**TASK DATA**
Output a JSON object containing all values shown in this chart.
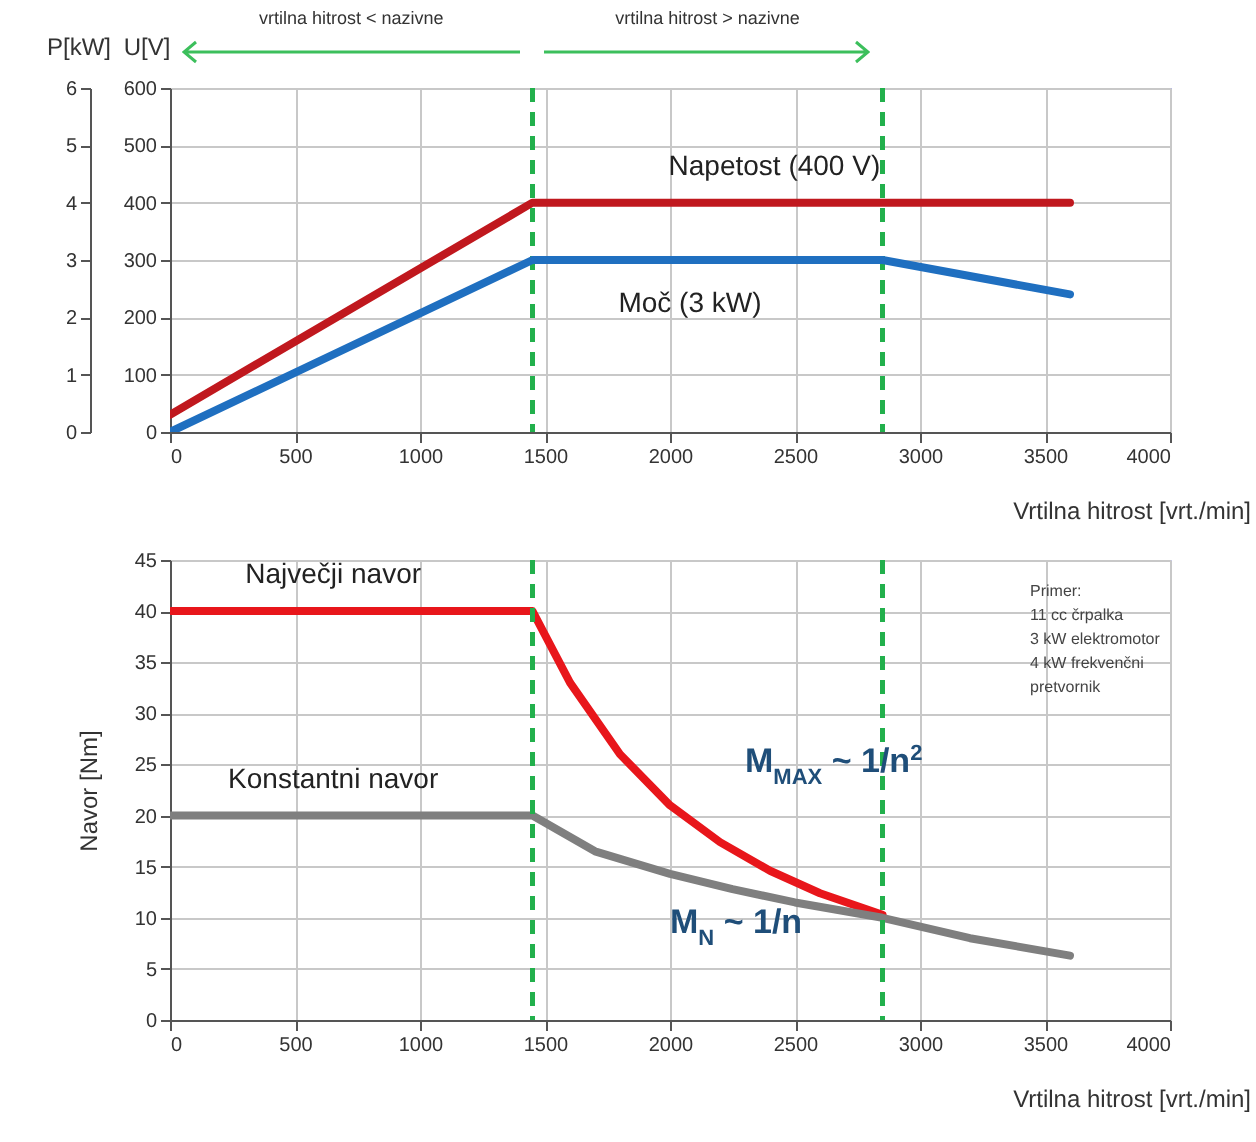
{
  "chart_data": [
    {
      "type": "line",
      "xlabel": "Vrtilna hitrost [vrt./min]",
      "ylabel": "P[kW]",
      "y2label": "U[V]",
      "xlim": [
        0,
        4000
      ],
      "xticks": [
        0,
        500,
        1000,
        1500,
        2000,
        2500,
        3000,
        3500,
        4000
      ],
      "ylim": [
        0,
        6
      ],
      "yticks": [
        0,
        1,
        2,
        3,
        4,
        5,
        6
      ],
      "y2lim": [
        0,
        600
      ],
      "y2ticks": [
        0,
        100,
        200,
        300,
        400,
        500,
        600
      ],
      "grid": true,
      "marker": "none",
      "line_style": "solid",
      "series": [
        {
          "name": "Napetost (400 V)",
          "color": "#c0181e",
          "axis": "y2",
          "x": [
            0,
            1450,
            3600
          ],
          "values": [
            30,
            400,
            400
          ]
        },
        {
          "name": "Moč (3 kW)",
          "color": "#1f6fc0",
          "x": [
            0,
            1450,
            2850,
            3600
          ],
          "values": [
            0,
            3,
            3,
            2.4
          ]
        }
      ],
      "ref_lines": [
        {
          "axis": "x",
          "value": 1450,
          "color": "#22b04c",
          "line_style": "dashed"
        },
        {
          "axis": "x",
          "value": 2850,
          "color": "#22b04c",
          "line_style": "dashed"
        }
      ],
      "annotations": [
        "vrtilna hitrost < nazivne",
        "vrtilna hitrost > nazivne"
      ]
    },
    {
      "type": "line",
      "xlabel": "Vrtilna hitrost [vrt./min]",
      "ylabel": "Navor [Nm]",
      "xlim": [
        0,
        4000
      ],
      "xticks": [
        0,
        500,
        1000,
        1500,
        2000,
        2500,
        3000,
        3500,
        4000
      ],
      "ylim": [
        0,
        45
      ],
      "yticks": [
        0,
        5,
        10,
        15,
        20,
        25,
        30,
        35,
        40,
        45
      ],
      "grid": true,
      "marker": "none",
      "line_style": "solid",
      "series": [
        {
          "name": "Največji navor",
          "color": "#e8161b",
          "x": [
            0,
            1450,
            1600,
            1800,
            2000,
            2200,
            2400,
            2600,
            2850
          ],
          "values": [
            40,
            40,
            33,
            26,
            21,
            17.4,
            14.6,
            12.4,
            10.3
          ]
        },
        {
          "name": "Konstantni navor",
          "color": "#7f7f7f",
          "x": [
            0,
            1450,
            1700,
            2000,
            2250,
            2500,
            2850,
            3200,
            3600
          ],
          "values": [
            20,
            20,
            16.5,
            14.3,
            12.8,
            11.5,
            10,
            8,
            6.3
          ]
        }
      ],
      "ref_lines": [
        {
          "axis": "x",
          "value": 1450,
          "color": "#22b04c",
          "line_style": "dashed"
        },
        {
          "axis": "x",
          "value": 2850,
          "color": "#22b04c",
          "line_style": "dashed"
        }
      ],
      "annotations": [
        "M$_{MAX}$ ~ 1/n$^{2}$",
        "M$_{N}$ ~ 1/n",
        "Primer:\n11 cc črpalka\n3 kW elektromotor\n4 kW frekvenčni\npretvornik"
      ]
    }
  ]
}
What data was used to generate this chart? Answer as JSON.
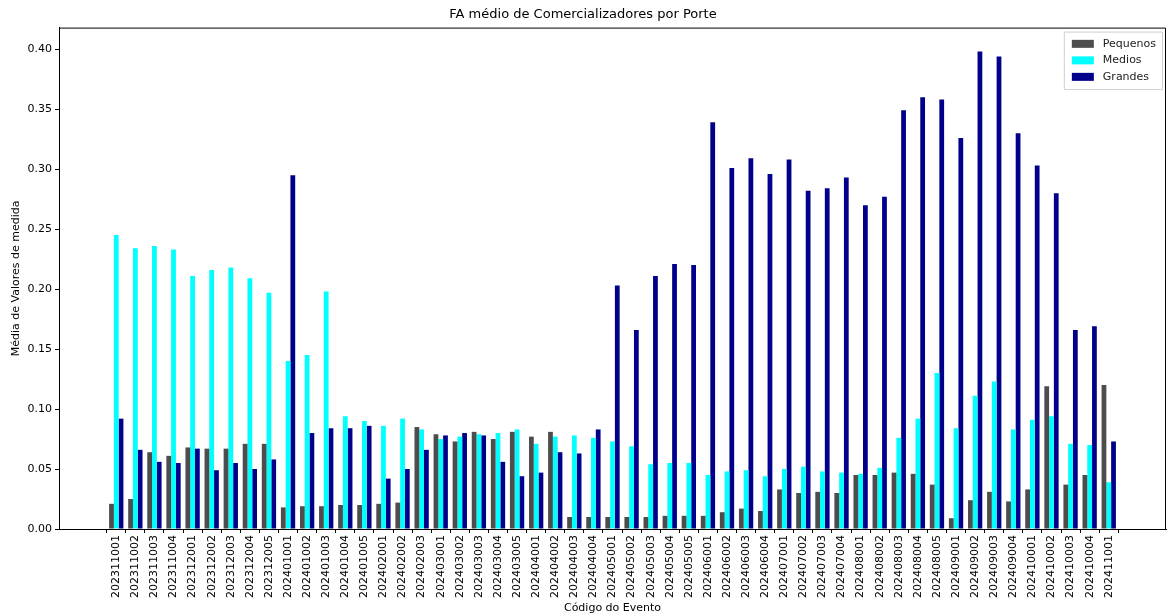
{
  "chart_data": {
    "type": "bar",
    "title": "FA médio de Comercializadores por Porte",
    "xlabel": "Código do Evento",
    "ylabel": "Média de Valores de medida",
    "categories": [
      "202311001",
      "202311002",
      "202311003",
      "202311004",
      "202312001",
      "202312002",
      "202312003",
      "202312004",
      "202312005",
      "202401001",
      "202401002",
      "202401003",
      "202401004",
      "202401005",
      "202402001",
      "202402002",
      "202402003",
      "202403001",
      "202403002",
      "202403003",
      "202403004",
      "202403005",
      "202404001",
      "202404002",
      "202404003",
      "202404004",
      "202405001",
      "202405002",
      "202405003",
      "202405004",
      "202405005",
      "202406001",
      "202406002",
      "202406003",
      "202406004",
      "202407001",
      "202407002",
      "202407003",
      "202407004",
      "202408001",
      "202408002",
      "202408003",
      "202408004",
      "202408005",
      "202409001",
      "202409002",
      "202409003",
      "202409004",
      "202410001",
      "202410002",
      "202410003",
      "202410004",
      "202411001"
    ],
    "series": [
      {
        "name": "Pequenos",
        "color": "#4d4d4d",
        "values": [
          0.021,
          0.025,
          0.064,
          0.061,
          0.068,
          0.067,
          0.067,
          0.071,
          0.071,
          0.018,
          0.019,
          0.019,
          0.02,
          0.02,
          0.021,
          0.022,
          0.085,
          0.079,
          0.073,
          0.081,
          0.075,
          0.081,
          0.077,
          0.081,
          0.01,
          0.01,
          0.01,
          0.01,
          0.01,
          0.011,
          0.011,
          0.011,
          0.014,
          0.017,
          0.015,
          0.033,
          0.03,
          0.031,
          0.03,
          0.045,
          0.045,
          0.047,
          0.046,
          0.037,
          0.009,
          0.024,
          0.031,
          0.023,
          0.033,
          0.119,
          0.037,
          0.045,
          0.12
        ]
      },
      {
        "name": "Medios",
        "color": "#00ffff",
        "values": [
          0.245,
          0.234,
          0.236,
          0.233,
          0.211,
          0.216,
          0.218,
          0.209,
          0.197,
          0.14,
          0.145,
          0.198,
          0.094,
          0.09,
          0.086,
          0.092,
          0.083,
          0.075,
          0.077,
          0.079,
          0.08,
          0.083,
          0.071,
          0.077,
          0.078,
          0.076,
          0.073,
          0.069,
          0.054,
          0.055,
          0.055,
          0.045,
          0.048,
          0.049,
          0.044,
          0.05,
          0.052,
          0.048,
          0.047,
          0.046,
          0.051,
          0.076,
          0.092,
          0.13,
          0.084,
          0.111,
          0.123,
          0.083,
          0.091,
          0.094,
          0.071,
          0.07,
          0.039
        ]
      },
      {
        "name": "Grandes",
        "color": "#00008b",
        "values": [
          0.092,
          0.066,
          0.056,
          0.055,
          0.067,
          0.049,
          0.055,
          0.05,
          0.058,
          0.295,
          0.08,
          0.084,
          0.084,
          0.086,
          0.042,
          0.05,
          0.066,
          0.078,
          0.08,
          0.078,
          0.056,
          0.044,
          0.047,
          0.064,
          0.063,
          0.083,
          0.203,
          0.166,
          0.211,
          0.221,
          0.22,
          0.339,
          0.301,
          0.309,
          0.296,
          0.308,
          0.282,
          0.284,
          0.293,
          0.27,
          0.277,
          0.349,
          0.36,
          0.358,
          0.326,
          0.398,
          0.394,
          0.33,
          0.303,
          0.28,
          0.166,
          0.169,
          0.073
        ]
      }
    ],
    "ylim": [
      0,
      0.418
    ],
    "yticks": [
      {
        "value": 0,
        "label": "0.00"
      },
      {
        "value": 0.05,
        "label": "0.05"
      },
      {
        "value": 0.1,
        "label": "0.10"
      },
      {
        "value": 0.15,
        "label": "0.15"
      },
      {
        "value": 0.2,
        "label": "0.20"
      },
      {
        "value": 0.25,
        "label": "0.25"
      },
      {
        "value": 0.3,
        "label": "0.30"
      },
      {
        "value": 0.35,
        "label": "0.35"
      },
      {
        "value": 0.4,
        "label": "0.40"
      }
    ],
    "legend": "top right"
  }
}
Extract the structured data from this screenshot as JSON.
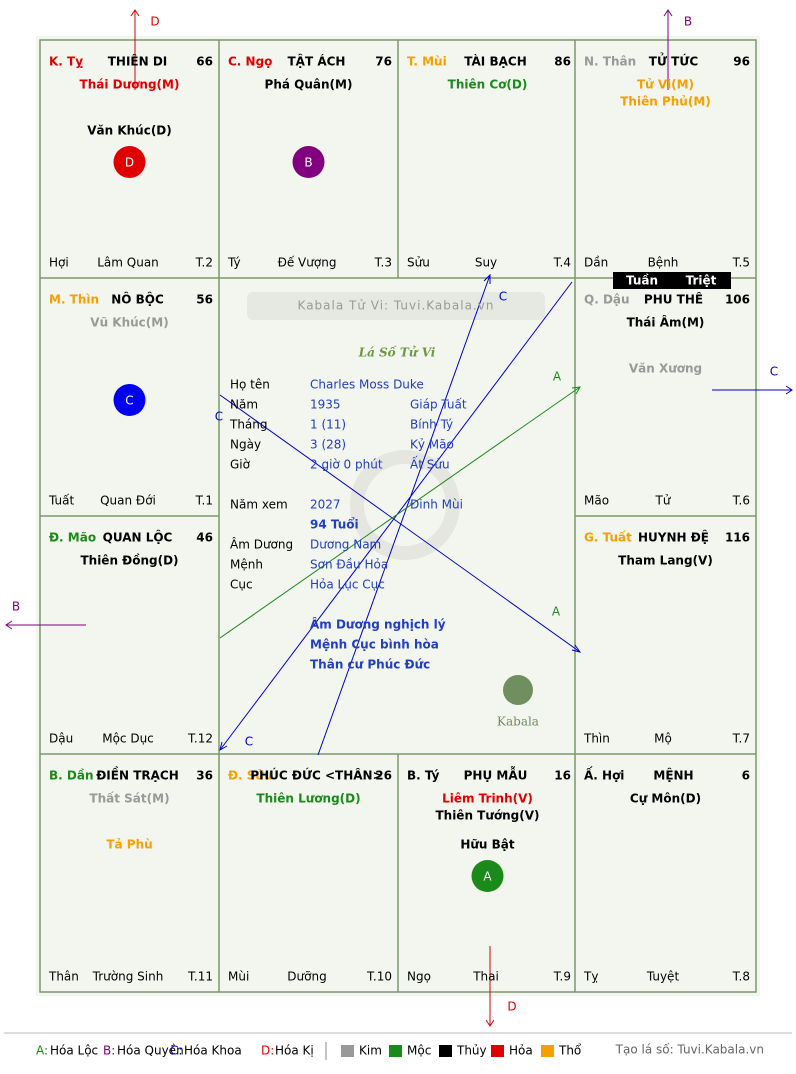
{
  "header": {
    "site": "Kabala Tử Vi: Tuvi.Kabala.vn",
    "title": "Lá Số Tử Vi",
    "brand": "Kabala"
  },
  "cells": [
    {
      "branch": "K. Tỵ",
      "branch_color": "#e00000",
      "palace": "THIÊN DI",
      "score": 66,
      "main": [
        {
          "name": "Thái Dương(M)",
          "color": "#e00000"
        }
      ],
      "minor": [
        {
          "name": "Văn Khúc(D)",
          "color": "#000000"
        }
      ],
      "badge": {
        "letter": "D",
        "color": "#e00000"
      },
      "bottom": [
        "Hợi",
        "Lâm Quan",
        "T.2"
      ]
    },
    {
      "branch": "C. Ngọ",
      "branch_color": "#e00000",
      "palace": "TẬT ÁCH",
      "score": 76,
      "main": [
        {
          "name": "Phá Quân(M)",
          "color": "#000000"
        }
      ],
      "badge": {
        "letter": "B",
        "color": "#800080"
      },
      "bottom": [
        "Tý",
        "Đế Vượng",
        "T.3"
      ]
    },
    {
      "branch": "T. Mùi",
      "branch_color": "#f5a000",
      "palace": "TÀI BẠCH",
      "score": 86,
      "main": [
        {
          "name": "Thiên Cơ(D)",
          "color": "#1a8a1a"
        }
      ],
      "bottom": [
        "Sửu",
        "Suy",
        "T.4"
      ]
    },
    {
      "branch": "N. Thân",
      "branch_color": "#999999",
      "palace": "TỬ TỨC",
      "score": 96,
      "main": [
        {
          "name": "Tử Vi(M)",
          "color": "#f5a000"
        },
        {
          "name": "Thiên Phủ(M)",
          "color": "#f5a000"
        }
      ],
      "marks": [
        "Tuần",
        "Triệt"
      ],
      "bottom": [
        "Dần",
        "Bệnh",
        "T.5"
      ]
    },
    {
      "branch": "M. Thìn",
      "branch_color": "#f5a000",
      "palace": "NÔ BỘC",
      "score": 56,
      "main": [
        {
          "name": "Vũ Khúc(M)",
          "color": "#999999"
        }
      ],
      "badge": {
        "letter": "C",
        "color": "#0000ee"
      },
      "bottom": [
        "Tuất",
        "Quan Đới",
        "T.1"
      ]
    },
    {
      "branch": "Q. Dậu",
      "branch_color": "#999999",
      "palace": "PHU THÊ",
      "score": 106,
      "main": [
        {
          "name": "Thái Âm(M)",
          "color": "#000000"
        }
      ],
      "minor": [
        {
          "name": "Văn Xương",
          "color": "#999999"
        }
      ],
      "bottom": [
        "Mão",
        "Tử",
        "T.6"
      ]
    },
    {
      "branch": "Đ. Mão",
      "branch_color": "#1a8a1a",
      "palace": "QUAN LỘC",
      "score": 46,
      "main": [
        {
          "name": "Thiên Đồng(D)",
          "color": "#000000"
        }
      ],
      "bottom": [
        "Dậu",
        "Mộc Dục",
        "T.12"
      ]
    },
    {
      "branch": "G. Tuất",
      "branch_color": "#f5a000",
      "palace": "HUYNH ĐỆ",
      "score": 116,
      "main": [
        {
          "name": "Tham Lang(V)",
          "color": "#000000"
        }
      ],
      "bottom": [
        "Thìn",
        "Mộ",
        "T.7"
      ]
    },
    {
      "branch": "B. Dần",
      "branch_color": "#1a8a1a",
      "palace": "ĐIỀN TRẠCH",
      "score": 36,
      "main": [
        {
          "name": "Thất Sát(M)",
          "color": "#999999"
        }
      ],
      "minor": [
        {
          "name": "Tả Phù",
          "color": "#f5a000"
        }
      ],
      "bottom": [
        "Thân",
        "Trường Sinh",
        "T.11"
      ]
    },
    {
      "branch": "Đ. Sửu",
      "branch_color": "#f5a000",
      "palace": "PHÚC ĐỨC <THÂN>",
      "score": 26,
      "main": [
        {
          "name": "Thiên Lương(D)",
          "color": "#1a8a1a"
        }
      ],
      "bottom": [
        "Mùi",
        "Dưỡng",
        "T.10"
      ]
    },
    {
      "branch": "B. Tý",
      "branch_color": "#000000",
      "palace": "PHỤ MẪU",
      "score": 16,
      "main": [
        {
          "name": "Liêm Trinh(V)",
          "color": "#e00000"
        },
        {
          "name": "Thiên Tướng(V)",
          "color": "#000000"
        }
      ],
      "minor": [
        {
          "name": "Hữu Bật",
          "color": "#000000"
        }
      ],
      "badge": {
        "letter": "A",
        "color": "#1a8a1a"
      },
      "bottom": [
        "Ngọ",
        "Thai",
        "T.9"
      ]
    },
    {
      "branch": "Ấ. Hợi",
      "branch_color": "#000000",
      "palace": "MỆNH",
      "score": 6,
      "main": [
        {
          "name": "Cự Môn(D)",
          "color": "#000000"
        }
      ],
      "bottom": [
        "Tỵ",
        "Tuyệt",
        "T.8"
      ]
    }
  ],
  "info": [
    {
      "label": "Họ tên",
      "value": "Charles Moss Duke"
    },
    {
      "label": "Năm",
      "value": "1935",
      "extra": "Giáp Tuất"
    },
    {
      "label": "Tháng",
      "value": "1 (11)",
      "extra": "Bính Tý"
    },
    {
      "label": "Ngày",
      "value": "3 (28)",
      "extra": "Kỷ Mão"
    },
    {
      "label": "Giờ",
      "value": "2 giờ 0 phút",
      "extra": "Ất Sửu"
    },
    {
      "label": "Năm xem",
      "value": "2027",
      "extra": "Đinh Mùi"
    },
    {
      "value": "94 Tuổi"
    },
    {
      "label": "Âm Dương",
      "value": "Dương Nam"
    },
    {
      "label": "Mệnh",
      "value": "Sơn Đầu Hỏa"
    },
    {
      "label": "Cục",
      "value": "Hỏa Lục Cục"
    }
  ],
  "notes": [
    "Âm Dương nghịch lý",
    "Mệnh Cục bình hòa",
    "Thân cư Phúc Đức"
  ],
  "arrows": {
    "outer": [
      "D",
      "B",
      "C",
      "B",
      "D"
    ],
    "inner": [
      "C",
      "A",
      "C",
      "A",
      "C"
    ]
  },
  "legend": {
    "transforms": [
      {
        "key": "A:",
        "label": "Hóa Lộc",
        "color": "#1a8a1a"
      },
      {
        "key": "B:",
        "label": "Hóa Quyền",
        "color": "#800080"
      },
      {
        "key": "C:",
        "label": "Hóa Khoa",
        "color": "#0000ee"
      },
      {
        "key": "D:",
        "label": "Hóa Kị",
        "color": "#e00000"
      }
    ],
    "elements": [
      {
        "label": "Kim",
        "color": "#999999"
      },
      {
        "label": "Mộc",
        "color": "#1a8a1a"
      },
      {
        "label": "Thủy",
        "color": "#000000"
      },
      {
        "label": "Hỏa",
        "color": "#e00000"
      },
      {
        "label": "Thổ",
        "color": "#f5a000"
      }
    ],
    "credit": "Tạo lá số: Tuvi.Kabala.vn"
  }
}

**TASK**
Pick every line with "Tuvi" in it and copy it.

**SOLUTION TO THIS EXERCISE**
    "site": "Kabala Tử Vi: Tuvi.Kabala.vn",
    "credit": "Tạo lá số: Tuvi.Kabala.vn"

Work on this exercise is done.